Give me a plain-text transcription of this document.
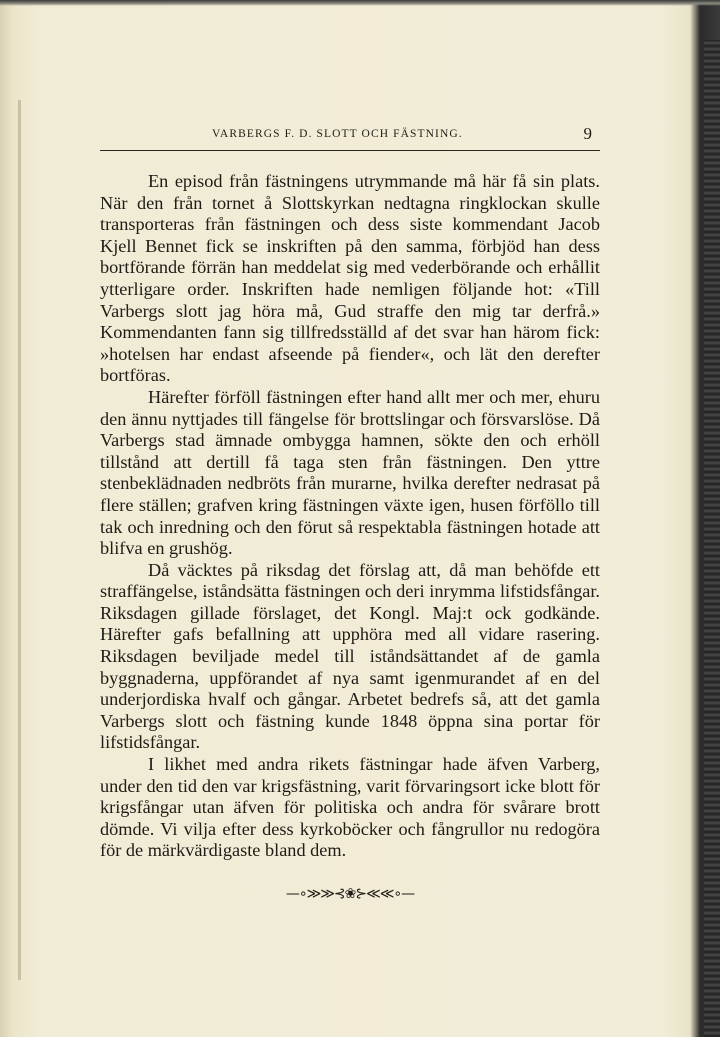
VARBERGS F. D. SLOTT OCH FÄSTNING.	9

En episod från fästningens utrymmande må här få sin plats. När den från tornet å Slottskyrkan nedtagna ringklockan skulle transporteras från fästningen och dess siste kommendant Jacob Kjell Bennet fick se inskriften på den samma, förbjöd han dess bortförande förrän han meddelat sig med vederbörande och erhållit ytterligare order. Inskriften hade nemligen följande hot: «Till Varbergs slott jag höra må, Gud straffe den mig tar derfrå.» Kommendanten fann sig tillfredsställd af det svar han härom fick: »hotelsen har endast afseende på fiender«, och lät den derefter bortföras.

Härefter förföll fästningen efter hand allt mer och mer, ehuru den ännu nyttjades till fängelse för brottslingar och försvarslöse. Då Varbergs stad ämnade ombygga hamnen, sökte den och erhöll tillstånd att dertill få taga sten från fästningen. Den yttre stenbeklädnaden nedbröts från murarne, hvilka derefter nedrasat på flere ställen; grafven kring fästningen växte igen, husen förföllo till tak och inredning och den förut så respektabla fästningen hotade att blifva en grushög.

Då väcktes på riksdag det förslag att, då man behöfde ett straffängelse, iståndsätta fästningen och deri inrymma lifstidsfångar. Riksdagen gillade förslaget, det Kongl. Maj:t ock godkände. Härefter gafs befallning att upphöra med all vidare rasering. Riksdagen beviljade medel till iståndsättandet af de gamla byggnaderna, uppförandet af nya samt igenmurandet af en del underjordiska hvalf och gångar. Arbetet bedrefs så, att det gamla Varbergs slott och fästning kunde 1848 öppna sina portar för lifstidsfångar.

I likhet med andra rikets fästningar hade äfven Varberg, under den tid den var krigsfästning, varit förvaringsort icke blott för krigsfångar utan äfven för politiska och andra för svårare brott dömde. Vi vilja efter dess kyrkoböcker och fångrullor nu redogöra för de märkvärdigaste bland dem.

—∘≫≫⊰❀⊱≪≪∘—
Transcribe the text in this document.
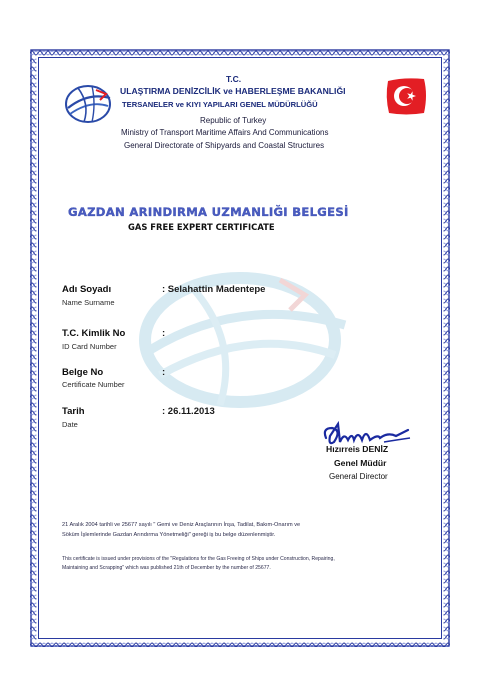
T.C.
ULAŞTIRMA DENİZCİLİK ve HABERLEŞME BAKANLIĞI
TERSANELER ve KIYI YAPILARI GENEL MÜDÜRLÜĞÜ
Republic of Turkey
Ministry of Transport Maritime Affairs And Communications
General Directorate of Shipyards and Coastal Structures
GAZDAN ARINDIRMA UZMANLIĞI BELGESİ
GAS FREE EXPERT CERTIFICATE
Adı Soyadı
Name Surname
: Selahattin Madentepe
T.C. Kimlik No
ID Card Number
:
Belge No
Certificate Number
:
Tarih
Date
: 26.11.2013
Hızırreis DENİZ
Genel Müdür
General Director
21 Aralık 2004 tarihli ve 25677 sayılı " Gemi ve Deniz Araçlarının İnşa, Tadilat, Bakım-Onarım ve
Söküm İşlemlerinde Gazdan Arındırma Yönetmeliği" gereği iş bu belge düzenlenmiştir.
This certificate is issued under provisions of the "Regulations for the Gas Freeing of Ships under Construction, Repairing,
Maintaining and Scrapping" which was published 21th of December by the number of 25677.
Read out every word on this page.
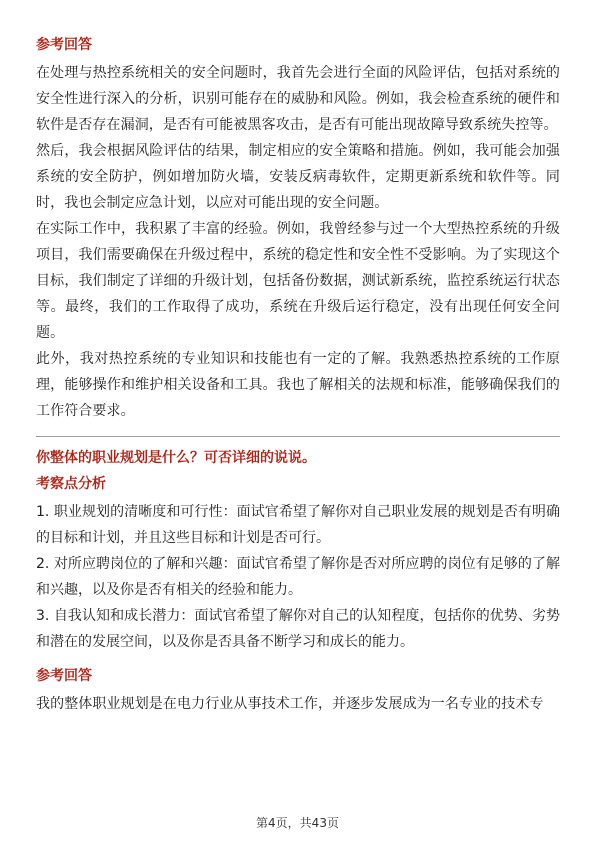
参考回答

在处理与热控系统相关的安全问题时，我首先会进行全面的风险评估，包括对系统的安全性进行深入的分析，识别可能存在的威胁和风险。例如，我会检查系统的硬件和软件是否存在漏洞，是否有可能被黑客攻击，是否有可能出现故障导致系统失控等。

然后，我会根据风险评估的结果，制定相应的安全策略和措施。例如，我可能会加强系统的安全防护，例如增加防火墙，安装反病毒软件，定期更新系统和软件等。同时，我也会制定应急计划，以应对可能出现的安全问题。

在实际工作中，我积累了丰富的经验。例如，我曾经参与过一个大型热控系统的升级项目，我们需要确保在升级过程中，系统的稳定性和安全性不受影响。为了实现这个目标，我们制定了详细的升级计划，包括备份数据，测试新系统，监控系统运行状态等。最终，我们的工作取得了成功，系统在升级后运行稳定，没有出现任何安全问题。

此外，我对热控系统的专业知识和技能也有一定的了解。我熟悉热控系统的工作原理，能够操作和维护相关设备和工具。我也了解相关的法规和标准，能够确保我们的工作符合要求。

你整体的职业规划是什么？可否详细的说说。

考察点分析

1. 职业规划的清晰度和可行性：面试官希望了解你对自己职业发展的规划是否有明确的目标和计划，并且这些目标和计划是否可行。

2. 对所应聘岗位的了解和兴趣：面试官希望了解你是否对所应聘的岗位有足够的了解和兴趣，以及你是否有相关的经验和能力。

3. 自我认知和成长潜力：面试官希望了解你对自己的认知程度，包括你的优势、劣势和潜在的发展空间，以及你是否具备不断学习和成长的能力。

参考回答

我的整体职业规划是在电力行业从事技术工作，并逐步发展成为一名专业的技术专

第4页，共43页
·····
# WRITTEN TASK:
Using the material above, set down every line exactly, but skip the pictures.

# EXERCISE OUTPUT:
Give me a plain-text transcription of this document.
VARBERGS F. D. SLOTT OCH FÄSTNING.	9

En episod från fästningens utrymmande må här få sin plats. När den från tornet å Slottskyrkan nedtagna ringklockan skulle transporteras från fästningen och dess siste kommendant Jacob Kjell Bennet fick se inskriften på den samma, förbjöd han dess bortförande förrän han meddelat sig med vederbörande och erhållit ytterligare order. Inskriften hade nemligen följande hot: «Till Varbergs slott jag höra må, Gud straffe den mig tar derfrå.» Kommendanten fann sig tillfredsställd af det svar han härom fick: »hotelsen har endast afseende på fiender«, och lät den derefter bortföras.

Härefter förföll fästningen efter hand allt mer och mer, ehuru den ännu nyttjades till fängelse för brottslingar och försvarslöse. Då Varbergs stad ämnade ombygga hamnen, sökte den och erhöll tillstånd att dertill få taga sten från fästningen. Den yttre stenbeklädnaden nedbröts från murarne, hvilka derefter nedrasat på flere ställen; grafven kring fästningen växte igen, husen förföllo till tak och inredning och den förut så respektabla fästningen hotade att blifva en grushög.

Då väcktes på riksdag det förslag att, då man behöfde ett straffängelse, iståndsätta fästningen och deri inrymma lifstidsfångar. Riksdagen gillade förslaget, det Kongl. Maj:t ock godkände. Härefter gafs befallning att upphöra med all vidare rasering. Riksdagen beviljade medel till iståndsättandet af de gamla byggnaderna, uppförandet af nya samt igenmurandet af en del underjordiska hvalf och gångar. Arbetet bedrefs så, att det gamla Varbergs slott och fästning kunde 1848 öppna sina portar för lifstidsfångar.

I likhet med andra rikets fästningar hade äfven Varberg, under den tid den var krigsfästning, varit förvaringsort icke blott för krigsfångar utan äfven för politiska och andra för svårare brott dömde. Vi vilja efter dess kyrkoböcker och fångrullor nu redogöra för de märkvärdigaste bland dem.

—∘≫≫⊰❀⊱≪≪∘—
Transcribe the text in this document.
T.C.
ULAŞTIRMA DENİZCİLİK ve HABERLEŞME BAKANLIĞI
TERSANELER ve KIYI YAPILARI GENEL MÜDÜRLÜĞÜ
Republic of Turkey
Ministry of Transport Maritime Affairs And Communications
General Directorate of Shipyards and Coastal Structures
GAZDAN ARINDIRMA UZMANLIĞI BELGESİ
GAS FREE EXPERT CERTIFICATE
Adı Soyadı
Name Surname
: Selahattin Madentepe
T.C. Kimlik No
ID Card Number
:
Belge No
Certificate Number
:
Tarih
Date
: 26.11.2013
Hızırreis DENİZ
Genel Müdür
General Director
21 Aralık 2004 tarihli ve 25677 sayılı " Gemi ve Deniz Araçlarının İnşa, Tadilat, Bakım-Onarım ve
Söküm İşlemlerinde Gazdan Arındırma Yönetmeliği" gereği iş bu belge düzenlenmiştir.
This certificate is issued under provisions of the "Regulations for the Gas Freeing of Ships under Construction, Repairing,
Maintaining and Scrapping" which was published 21th of December by the number of 25677.
Read out every word on this page.
参考回答

在处理与热控系统相关的安全问题时，我首先会进行全面的风险评估，包括对系统的安全性进行深入的分析，识别可能存在的威胁和风险。例如，我会检查系统的硬件和软件是否存在漏洞，是否有可能被黑客攻击，是否有可能出现故障导致系统失控等。

然后，我会根据风险评估的结果，制定相应的安全策略和措施。例如，我可能会加强系统的安全防护，例如增加防火墙，安装反病毒软件，定期更新系统和软件等。同时，我也会制定应急计划，以应对可能出现的安全问题。

在实际工作中，我积累了丰富的经验。例如，我曾经参与过一个大型热控系统的升级项目，我们需要确保在升级过程中，系统的稳定性和安全性不受影响。为了实现这个目标，我们制定了详细的升级计划，包括备份数据，测试新系统，监控系统运行状态等。最终，我们的工作取得了成功，系统在升级后运行稳定，没有出现任何安全问题。

此外，我对热控系统的专业知识和技能也有一定的了解。我熟悉热控系统的工作原理，能够操作和维护相关设备和工具。我也了解相关的法规和标准，能够确保我们的工作符合要求。

你整体的职业规划是什么？可否详细的说说。

考察点分析

1. 职业规划的清晰度和可行性：面试官希望了解你对自己职业发展的规划是否有明确的目标和计划，并且这些目标和计划是否可行。

2. 对所应聘岗位的了解和兴趣：面试官希望了解你是否对所应聘的岗位有足够的了解和兴趣，以及你是否有相关的经验和能力。

3. 自我认知和成长潜力：面试官希望了解你对自己的认知程度，包括你的优势、劣势和潜在的发展空间，以及你是否具备不断学习和成长的能力。

参考回答

我的整体职业规划是在电力行业从事技术工作，并逐步发展成为一名专业的技术专

第4页，共43页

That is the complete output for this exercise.